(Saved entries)

________________________________________

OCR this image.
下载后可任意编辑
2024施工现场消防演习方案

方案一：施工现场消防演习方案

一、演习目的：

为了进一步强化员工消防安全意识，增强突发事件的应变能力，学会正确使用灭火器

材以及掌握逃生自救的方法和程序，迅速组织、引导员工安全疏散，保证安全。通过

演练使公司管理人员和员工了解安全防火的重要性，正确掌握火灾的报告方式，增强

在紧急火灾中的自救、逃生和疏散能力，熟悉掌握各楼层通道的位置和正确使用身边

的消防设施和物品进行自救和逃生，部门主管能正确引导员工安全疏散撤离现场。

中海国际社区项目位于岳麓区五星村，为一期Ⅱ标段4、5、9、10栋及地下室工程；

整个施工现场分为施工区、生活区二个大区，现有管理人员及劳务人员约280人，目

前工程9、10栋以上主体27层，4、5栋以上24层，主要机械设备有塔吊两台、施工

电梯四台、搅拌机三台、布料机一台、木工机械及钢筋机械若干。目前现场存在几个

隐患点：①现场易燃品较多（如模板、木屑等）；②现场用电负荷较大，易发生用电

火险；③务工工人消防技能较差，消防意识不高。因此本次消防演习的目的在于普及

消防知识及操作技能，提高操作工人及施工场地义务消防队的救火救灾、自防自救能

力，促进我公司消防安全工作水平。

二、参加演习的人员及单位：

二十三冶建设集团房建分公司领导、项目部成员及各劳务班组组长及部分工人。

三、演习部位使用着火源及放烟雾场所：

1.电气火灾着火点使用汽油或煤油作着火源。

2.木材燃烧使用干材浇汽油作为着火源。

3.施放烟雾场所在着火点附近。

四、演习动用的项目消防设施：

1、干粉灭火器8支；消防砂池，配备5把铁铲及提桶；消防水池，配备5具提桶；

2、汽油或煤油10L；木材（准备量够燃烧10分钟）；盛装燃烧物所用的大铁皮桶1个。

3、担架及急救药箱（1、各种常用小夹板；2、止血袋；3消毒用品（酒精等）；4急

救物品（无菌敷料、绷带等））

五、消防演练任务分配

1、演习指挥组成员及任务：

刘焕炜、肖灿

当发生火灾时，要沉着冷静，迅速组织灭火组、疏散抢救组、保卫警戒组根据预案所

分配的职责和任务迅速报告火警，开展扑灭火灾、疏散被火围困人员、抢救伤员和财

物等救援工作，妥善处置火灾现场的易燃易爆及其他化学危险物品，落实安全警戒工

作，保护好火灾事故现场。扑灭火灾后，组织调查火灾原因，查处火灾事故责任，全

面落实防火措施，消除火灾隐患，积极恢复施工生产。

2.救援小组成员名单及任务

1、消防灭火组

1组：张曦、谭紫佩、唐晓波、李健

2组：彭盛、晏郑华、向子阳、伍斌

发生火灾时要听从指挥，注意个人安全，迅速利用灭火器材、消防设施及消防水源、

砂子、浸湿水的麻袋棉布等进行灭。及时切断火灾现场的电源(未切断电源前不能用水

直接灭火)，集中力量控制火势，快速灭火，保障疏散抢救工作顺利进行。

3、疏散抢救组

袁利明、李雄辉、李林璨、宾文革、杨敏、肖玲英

________________________________________

Repeat every entry word for word.

OCR this image.
下载后可任意编辑
2024施工现场消防演习方案

方案一：施工现场消防演习方案

一、演习目的：

为了进一步强化员工消防安全意识，增强突发事件的应变能力，学会正确使用灭火器

材以及掌握逃生自救的方法和程序，迅速组织、引导员工安全疏散，保证安全。通过

演练使公司管理人员和员工了解安全防火的重要性，正确掌握火灾的报告方式，增强

在紧急火灾中的自救、逃生和疏散能力，熟悉掌握各楼层通道的位置和正确使用身边

的消防设施和物品进行自救和逃生，部门主管能正确引导员工安全疏散撤离现场。

中海国际社区项目位于岳麓区五星村，为一期Ⅱ标段4、5、9、10栋及地下室工程；

整个施工现场分为施工区、生活区二个大区，现有管理人员及劳务人员约280人，目

前工程9、10栋以上主体27层，4、5栋以上24层，主要机械设备有塔吊两台、施工

电梯四台、搅拌机三台、布料机一台、木工机械及钢筋机械若干。目前现场存在几个

隐患点：①现场易燃品较多（如模板、木屑等）；②现场用电负荷较大，易发生用电

火险；③务工工人消防技能较差，消防意识不高。因此本次消防演习的目的在于普及

消防知识及操作技能，提高操作工人及施工场地义务消防队的救火救灾、自防自救能

力，促进我公司消防安全工作水平。

二、参加演习的人员及单位：

二十三冶建设集团房建分公司领导、项目部成员及各劳务班组组长及部分工人。

三、演习部位使用着火源及放烟雾场所：

1.电气火灾着火点使用汽油或煤油作着火源。

2.木材燃烧使用干材浇汽油作为着火源。

3.施放烟雾场所在着火点附近。

四、演习动用的项目消防设施：

1、干粉灭火器8支；消防砂池，配备5把铁铲及提桶；消防水池，配备5具提桶；

2、汽油或煤油10L；木材（准备量够燃烧10分钟）；盛装燃烧物所用的大铁皮桶1个。

3、担架及急救药箱（1、各种常用小夹板；2、止血袋；3消毒用品（酒精等）；4急

救物品（无菌敷料、绷带等））

五、消防演练任务分配

1、演习指挥组成员及任务：

刘焕炜、肖灿

当发生火灾时，要沉着冷静，迅速组织灭火组、疏散抢救组、保卫警戒组根据预案所

分配的职责和任务迅速报告火警，开展扑灭火灾、疏散被火围困人员、抢救伤员和财

物等救援工作，妥善处置火灾现场的易燃易爆及其他化学危险物品，落实安全警戒工

作，保护好火灾事故现场。扑灭火灾后，组织调查火灾原因，查处火灾事故责任，全

面落实防火措施，消除火灾隐患，积极恢复施工生产。

2.救援小组成员名单及任务

1、消防灭火组

1组：张曦、谭紫佩、唐晓波、李健

2组：彭盛、晏郑华、向子阳、伍斌

发生火灾时要听从指挥，注意个人安全，迅速利用灭火器材、消防设施及消防水源、

砂子、浸湿水的麻袋棉布等进行灭。及时切断火灾现场的电源(未切断电源前不能用水

直接灭火)，集中力量控制火势，快速灭火，保障疏散抢救工作顺利进行。

3、疏散抢救组

袁利明、李雄辉、李林璨、宾文革、杨敏、肖玲英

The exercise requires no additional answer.